= Task to complete =
Scan the data for "THROUGH" and copy the lines it appears in.

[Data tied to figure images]
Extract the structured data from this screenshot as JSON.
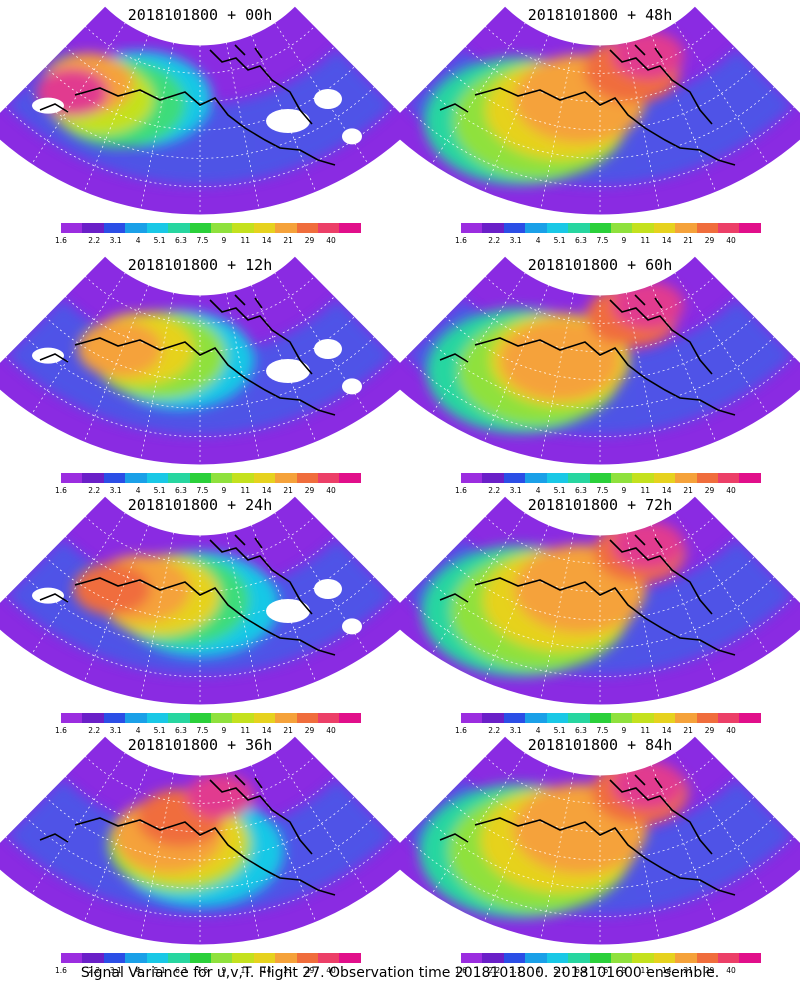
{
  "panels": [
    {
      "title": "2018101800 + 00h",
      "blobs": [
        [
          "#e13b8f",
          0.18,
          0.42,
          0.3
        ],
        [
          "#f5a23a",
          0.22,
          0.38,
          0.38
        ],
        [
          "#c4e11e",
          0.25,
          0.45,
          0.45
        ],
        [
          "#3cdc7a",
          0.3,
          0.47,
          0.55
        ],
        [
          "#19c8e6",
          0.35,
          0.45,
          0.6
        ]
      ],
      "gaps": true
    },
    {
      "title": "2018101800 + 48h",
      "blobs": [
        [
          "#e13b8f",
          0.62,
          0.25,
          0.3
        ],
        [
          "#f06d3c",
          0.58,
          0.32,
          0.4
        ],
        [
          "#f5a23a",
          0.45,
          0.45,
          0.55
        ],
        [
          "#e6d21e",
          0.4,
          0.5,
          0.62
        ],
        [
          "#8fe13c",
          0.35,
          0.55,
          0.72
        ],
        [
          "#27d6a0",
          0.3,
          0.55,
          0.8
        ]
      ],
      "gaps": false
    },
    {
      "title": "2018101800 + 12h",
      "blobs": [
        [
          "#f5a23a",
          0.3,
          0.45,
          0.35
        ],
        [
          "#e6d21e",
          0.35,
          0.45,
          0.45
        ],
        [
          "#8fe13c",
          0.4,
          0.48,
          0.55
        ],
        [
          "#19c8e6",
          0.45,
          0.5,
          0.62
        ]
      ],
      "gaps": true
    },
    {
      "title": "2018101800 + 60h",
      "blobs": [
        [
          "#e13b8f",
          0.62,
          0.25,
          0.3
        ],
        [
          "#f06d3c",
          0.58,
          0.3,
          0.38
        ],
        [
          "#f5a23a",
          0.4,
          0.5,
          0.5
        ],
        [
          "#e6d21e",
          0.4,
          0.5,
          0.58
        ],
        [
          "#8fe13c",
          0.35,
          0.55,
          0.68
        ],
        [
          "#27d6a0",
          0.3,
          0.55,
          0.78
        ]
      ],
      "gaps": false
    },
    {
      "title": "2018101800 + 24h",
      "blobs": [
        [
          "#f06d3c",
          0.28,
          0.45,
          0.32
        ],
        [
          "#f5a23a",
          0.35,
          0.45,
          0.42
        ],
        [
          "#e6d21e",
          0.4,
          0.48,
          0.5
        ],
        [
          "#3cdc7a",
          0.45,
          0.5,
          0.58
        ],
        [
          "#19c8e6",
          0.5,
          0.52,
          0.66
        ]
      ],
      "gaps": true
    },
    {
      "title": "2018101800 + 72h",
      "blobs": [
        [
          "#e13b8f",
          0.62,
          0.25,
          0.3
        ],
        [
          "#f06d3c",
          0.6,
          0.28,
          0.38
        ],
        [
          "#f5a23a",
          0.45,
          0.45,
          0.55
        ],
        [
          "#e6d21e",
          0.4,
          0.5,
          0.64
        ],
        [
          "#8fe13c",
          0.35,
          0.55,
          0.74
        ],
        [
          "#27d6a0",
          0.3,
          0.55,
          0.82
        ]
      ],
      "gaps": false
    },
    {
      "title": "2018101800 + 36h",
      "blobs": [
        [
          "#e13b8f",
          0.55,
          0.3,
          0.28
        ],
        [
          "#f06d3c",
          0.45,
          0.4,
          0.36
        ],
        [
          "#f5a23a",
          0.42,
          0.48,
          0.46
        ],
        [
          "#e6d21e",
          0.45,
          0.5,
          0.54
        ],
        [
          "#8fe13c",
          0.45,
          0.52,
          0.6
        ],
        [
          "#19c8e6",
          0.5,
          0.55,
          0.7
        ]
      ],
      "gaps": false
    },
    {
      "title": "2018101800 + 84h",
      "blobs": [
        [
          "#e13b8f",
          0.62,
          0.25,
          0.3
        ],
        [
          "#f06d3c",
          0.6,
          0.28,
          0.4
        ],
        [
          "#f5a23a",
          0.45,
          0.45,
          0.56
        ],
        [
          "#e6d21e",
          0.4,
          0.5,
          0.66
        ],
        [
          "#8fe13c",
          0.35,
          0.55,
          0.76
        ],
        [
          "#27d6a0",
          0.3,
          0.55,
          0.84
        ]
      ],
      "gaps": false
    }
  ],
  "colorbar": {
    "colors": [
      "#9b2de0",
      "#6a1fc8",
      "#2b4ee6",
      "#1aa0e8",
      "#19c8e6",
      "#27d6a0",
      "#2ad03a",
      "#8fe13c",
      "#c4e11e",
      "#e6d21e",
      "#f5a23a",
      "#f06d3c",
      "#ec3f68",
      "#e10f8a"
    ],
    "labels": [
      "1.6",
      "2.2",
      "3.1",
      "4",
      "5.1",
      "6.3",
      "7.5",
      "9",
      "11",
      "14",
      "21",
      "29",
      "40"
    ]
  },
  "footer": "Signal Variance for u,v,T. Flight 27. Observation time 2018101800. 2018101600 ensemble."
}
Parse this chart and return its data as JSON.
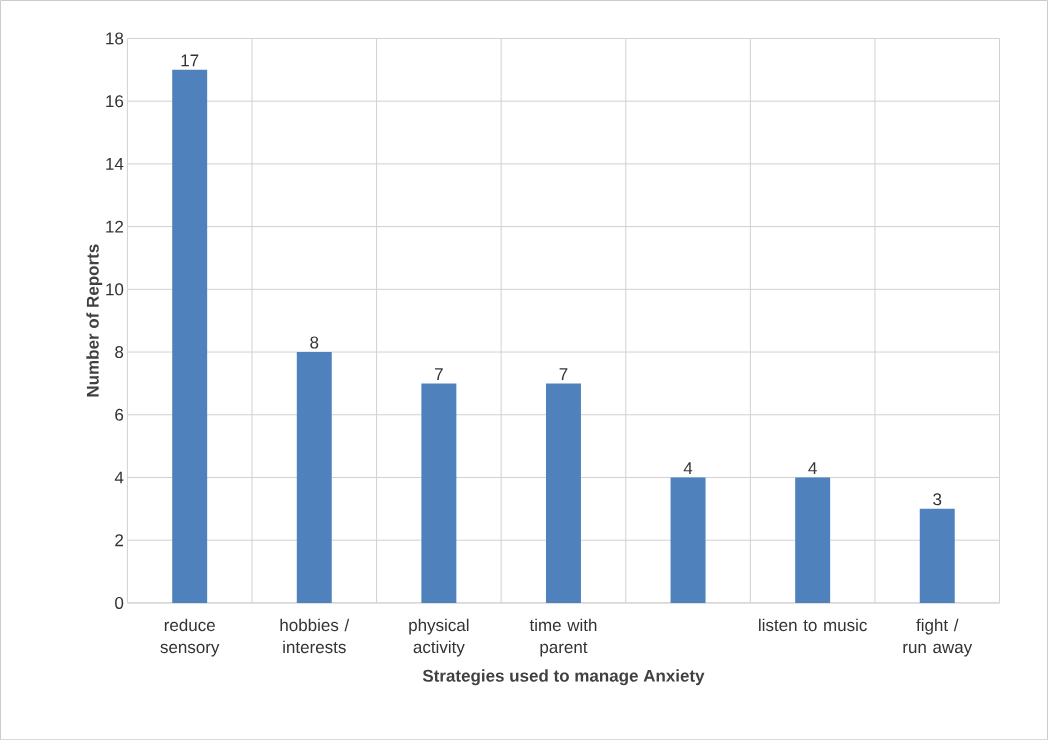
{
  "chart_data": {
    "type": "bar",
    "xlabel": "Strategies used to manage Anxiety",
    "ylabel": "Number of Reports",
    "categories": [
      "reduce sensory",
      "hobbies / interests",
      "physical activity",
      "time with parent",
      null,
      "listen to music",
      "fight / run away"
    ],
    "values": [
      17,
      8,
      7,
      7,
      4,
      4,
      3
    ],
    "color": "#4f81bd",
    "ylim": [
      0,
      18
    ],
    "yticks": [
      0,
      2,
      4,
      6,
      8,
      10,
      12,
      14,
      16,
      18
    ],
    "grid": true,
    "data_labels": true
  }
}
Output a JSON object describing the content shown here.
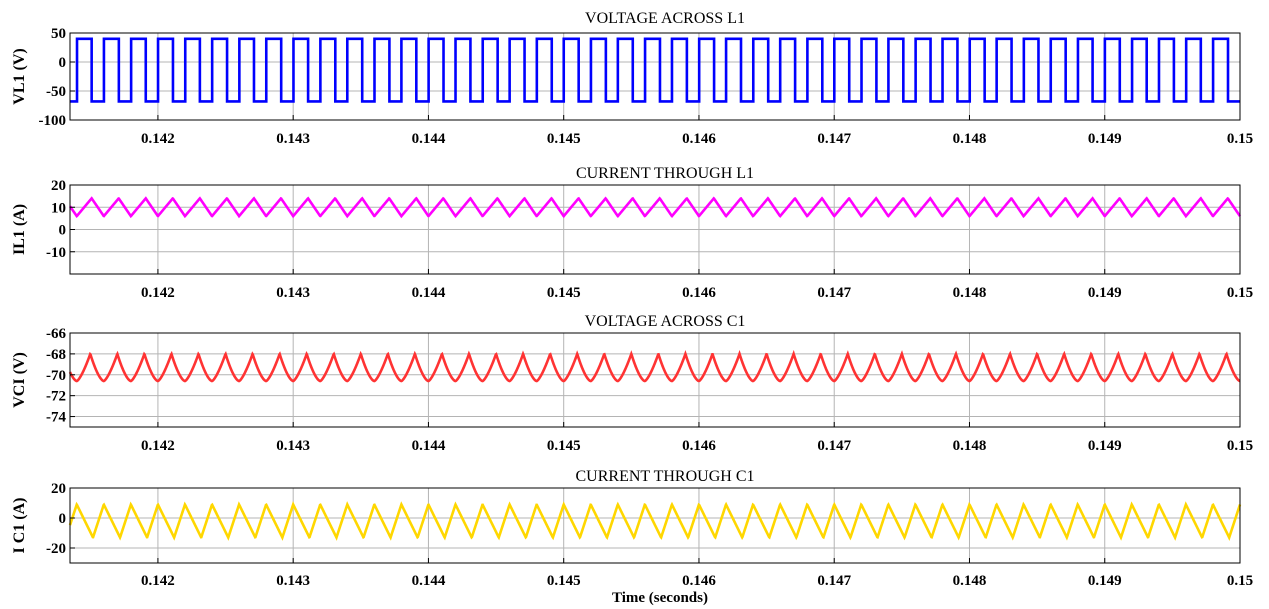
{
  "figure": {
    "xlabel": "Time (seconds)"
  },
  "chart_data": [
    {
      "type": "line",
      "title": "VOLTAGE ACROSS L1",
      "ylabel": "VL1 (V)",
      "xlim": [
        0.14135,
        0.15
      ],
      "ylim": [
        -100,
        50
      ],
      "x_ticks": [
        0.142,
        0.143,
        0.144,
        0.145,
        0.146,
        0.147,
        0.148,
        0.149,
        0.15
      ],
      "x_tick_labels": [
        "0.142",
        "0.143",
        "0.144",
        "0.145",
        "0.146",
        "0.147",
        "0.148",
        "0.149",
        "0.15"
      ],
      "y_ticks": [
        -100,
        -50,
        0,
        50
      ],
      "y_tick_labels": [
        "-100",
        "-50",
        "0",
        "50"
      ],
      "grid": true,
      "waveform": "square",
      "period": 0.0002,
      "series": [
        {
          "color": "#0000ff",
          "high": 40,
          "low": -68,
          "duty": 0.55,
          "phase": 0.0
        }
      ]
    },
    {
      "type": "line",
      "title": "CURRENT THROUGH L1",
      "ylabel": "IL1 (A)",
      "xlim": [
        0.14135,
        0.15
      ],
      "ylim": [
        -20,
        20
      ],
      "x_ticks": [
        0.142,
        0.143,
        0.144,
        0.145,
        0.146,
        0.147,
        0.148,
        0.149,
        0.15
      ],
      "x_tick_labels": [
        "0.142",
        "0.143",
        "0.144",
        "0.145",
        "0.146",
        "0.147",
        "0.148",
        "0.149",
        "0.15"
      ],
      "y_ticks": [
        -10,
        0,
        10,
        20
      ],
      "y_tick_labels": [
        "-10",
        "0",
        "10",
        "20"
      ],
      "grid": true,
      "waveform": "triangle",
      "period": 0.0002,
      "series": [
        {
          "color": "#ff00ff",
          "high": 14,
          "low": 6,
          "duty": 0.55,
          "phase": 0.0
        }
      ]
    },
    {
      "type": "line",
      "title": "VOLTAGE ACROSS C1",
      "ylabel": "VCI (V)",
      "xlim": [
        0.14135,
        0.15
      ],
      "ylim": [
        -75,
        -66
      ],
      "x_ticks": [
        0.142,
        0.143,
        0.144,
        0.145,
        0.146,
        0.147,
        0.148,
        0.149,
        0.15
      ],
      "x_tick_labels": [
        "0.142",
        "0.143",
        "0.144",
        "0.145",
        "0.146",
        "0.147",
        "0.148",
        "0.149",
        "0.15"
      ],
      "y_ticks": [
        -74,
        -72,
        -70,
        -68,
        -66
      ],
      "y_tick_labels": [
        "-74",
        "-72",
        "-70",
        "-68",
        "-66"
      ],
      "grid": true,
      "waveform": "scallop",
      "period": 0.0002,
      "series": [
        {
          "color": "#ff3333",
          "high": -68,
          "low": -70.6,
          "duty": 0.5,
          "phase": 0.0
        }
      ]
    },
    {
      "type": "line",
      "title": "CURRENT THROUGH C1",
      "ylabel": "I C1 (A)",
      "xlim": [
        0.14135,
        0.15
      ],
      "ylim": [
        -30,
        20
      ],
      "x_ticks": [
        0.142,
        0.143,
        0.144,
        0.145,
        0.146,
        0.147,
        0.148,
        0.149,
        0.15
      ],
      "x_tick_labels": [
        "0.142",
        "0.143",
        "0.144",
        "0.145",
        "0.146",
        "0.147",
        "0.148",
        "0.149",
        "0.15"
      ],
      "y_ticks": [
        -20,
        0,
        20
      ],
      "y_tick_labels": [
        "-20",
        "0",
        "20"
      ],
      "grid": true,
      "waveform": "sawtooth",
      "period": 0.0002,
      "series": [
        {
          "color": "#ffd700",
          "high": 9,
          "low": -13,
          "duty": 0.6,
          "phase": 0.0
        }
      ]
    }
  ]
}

= Finished answer =
      "title": "CURRENT THROUGH L1",
      "title": "CURRENT THROUGH C1",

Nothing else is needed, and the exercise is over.